Given request -> Scan the data below and pick out the lines containing the word "ὀκᾶν".

Provided information ->
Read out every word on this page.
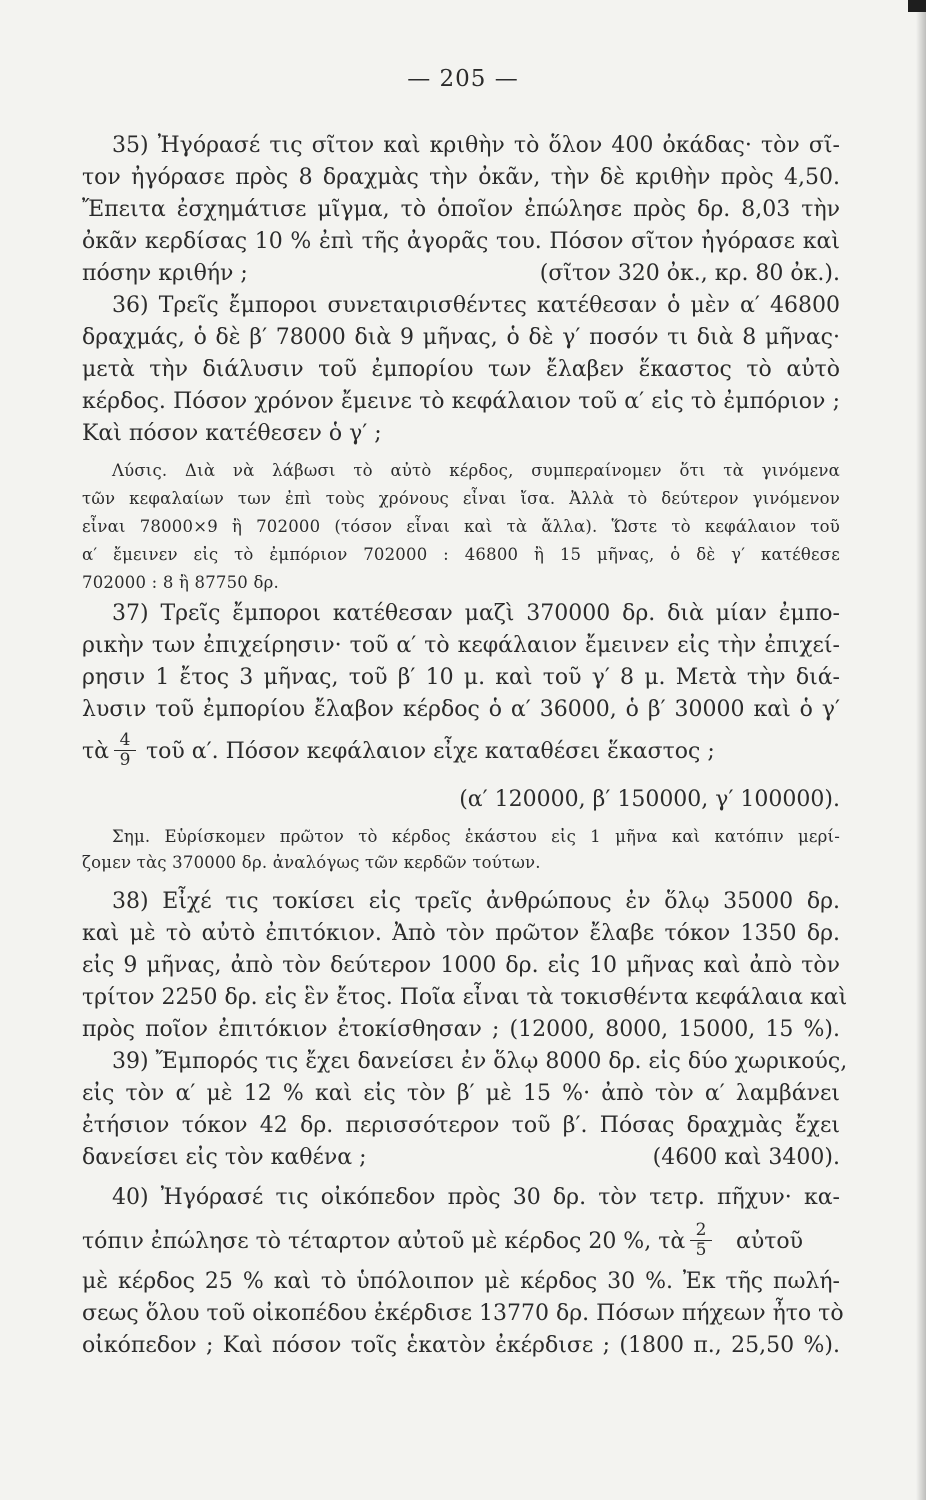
— 205 —

35) Ἠγόρασέ τις σῖτον καὶ κριθὴν τὸ ὅλον 400 ὀκάδας· τὸν σῖ-

τον ἠγόρασε πρὸς 8 δραχμὰς τὴν ὀκᾶν, τὴν δὲ κριθὴν πρὸς 4,50.

Ἔπειτα ἐσχημάτισε μῖγμα, τὸ ὁποῖον ἐπώλησε πρὸς δρ. 8,03 τὴν

ὀκᾶν κερδίσας 10 % ἐπὶ τῆς ἀγορᾶς του. Πόσον σῖτον ἠγόρασε καὶ

πόσην κριθήν ;	(σῖτον 320 ὀκ., κρ. 80 ὀκ.).

36) Τρεῖς ἔμποροι συνεταιρισθέντες κατέθεσαν ὁ μὲν α′ 46800

δραχμάς, ὁ δὲ β′ 78000 διὰ 9 μῆνας, ὁ δὲ γ′ ποσόν τι διὰ 8 μῆνας·

μετὰ τὴν διάλυσιν τοῦ ἐμπορίου των ἔλαβεν ἕκαστος τὸ αὐτὸ

κέρδος. Πόσον χρόνον ἔμεινε τὸ κεφάλαιον τοῦ α′ εἰς τὸ ἐμπόριον ;

Καὶ πόσον κατέθεσεν ὁ γ′ ;

Λύσις. Διὰ νὰ λάβωσι τὸ αὐτὸ κέρδος, συμπεραίνομεν ὅτι τὰ γινόμενα

τῶν κεφαλαίων των ἐπὶ τοὺς χρόνους εἶναι ἴσα. Ἀλλὰ τὸ δεύτερον γινόμενον

εἶναι 78000×9 ἢ 702000 (τόσον εἶναι καὶ τὰ ἄλλα). Ὥστε τὸ κεφάλαιον τοῦ

α′ ἔμεινεν εἰς τὸ ἐμπόριον 702000 : 46800 ἢ 15 μῆνας, ὁ δὲ γ′ κατέθεσε

702000 : 8 ἢ 87750 δρ.

37) Τρεῖς ἔμποροι κατέθεσαν μαζὶ 370000 δρ. διὰ μίαν ἐμπο-

ρικὴν των ἐπιχείρησιν· τοῦ α′ τὸ κεφάλαιον ἔμεινεν εἰς τὴν ἐπιχεί-

ρησιν 1 ἔτος 3 μῆνας, τοῦ β′ 10 μ. καὶ τοῦ γ′ 8 μ. Μετὰ τὴν διά-

λυσιν τοῦ ἐμπορίου ἔλαβον κέρδος ὁ α′ 36000, ὁ β′ 30000 καὶ ὁ γ′

τὰ $\frac{4}{9}$ τοῦ α′. Πόσον κεφάλαιον εἶχε καταθέσει ἕκαστος ;

(α′ 120000, β′ 150000, γ′ 100000).

Σημ. Εὑρίσκομεν πρῶτον τὸ κέρδος ἑκάστου εἰς 1 μῆνα καὶ κατόπιν μερί-

ζομεν τὰς 370000 δρ. ἀναλόγως τῶν κερδῶν τούτων.

38) Εἶχέ τις τοκίσει εἰς τρεῖς ἀνθρώπους ἐν ὅλῳ 35000 δρ.

καὶ μὲ τὸ αὐτὸ ἐπιτόκιον. Ἀπὸ τὸν πρῶτον ἔλαβε τόκον 1350 δρ.

εἰς 9 μῆνας, ἀπὸ τὸν δεύτερον 1000 δρ. εἰς 10 μῆνας καὶ ἀπὸ τὸν

τρίτον 2250 δρ. εἰς ἓν ἔτος. Ποῖα εἶναι τὰ τοκισθέντα κεφάλαια καὶ

πρὸς ποῖον ἐπιτόκιον ἐτοκίσθησαν ; (12000, 8000, 15000, 15 %).

39) Ἔμπορός τις ἔχει δανείσει ἐν ὅλῳ 8000 δρ. εἰς δύο χωρικούς,

εἰς τὸν α′ μὲ 12 % καὶ εἰς τὸν β′ μὲ 15 %· ἀπὸ τὸν α′ λαμβάνει

ἐτήσιον τόκον 42 δρ. περισσότερον τοῦ β′. Πόσας δραχμὰς ἔχει

δανείσει εἰς τὸν καθένα ;	(4600 καὶ 3400).

40) Ἠγόρασέ τις οἰκόπεδον πρὸς 30 δρ. τὸν τετρ. πῆχυν· κα-

τόπιν ἐπώλησε τὸ τέταρτον αὐτοῦ μὲ κέρδος 20 %, τὰ $\frac{2}{5}$ αὐτοῦ

μὲ κέρδος 25 % καὶ τὸ ὑπόλοιπον μὲ κέρδος 30 %. Ἐκ τῆς πωλή-

σεως ὅλου τοῦ οἰκοπέδου ἐκέρδισε 13770 δρ. Πόσων πήχεων ἦτο τὸ

οἰκόπεδον ; Καὶ πόσον τοῖς ἑκατὸν ἐκέρδισε ; (1800 π., 25,50 %).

Reply to the exercise ->
τον ἠγόρασε πρὸς 8 δραχμὰς τὴν ὀκᾶν, τὴν δὲ κριθὴν πρὸς 4,50.
ὀκᾶν κερδίσας 10 % ἐπὶ τῆς ἀγορᾶς του. Πόσον σῖτον ἠγόρασε καὶ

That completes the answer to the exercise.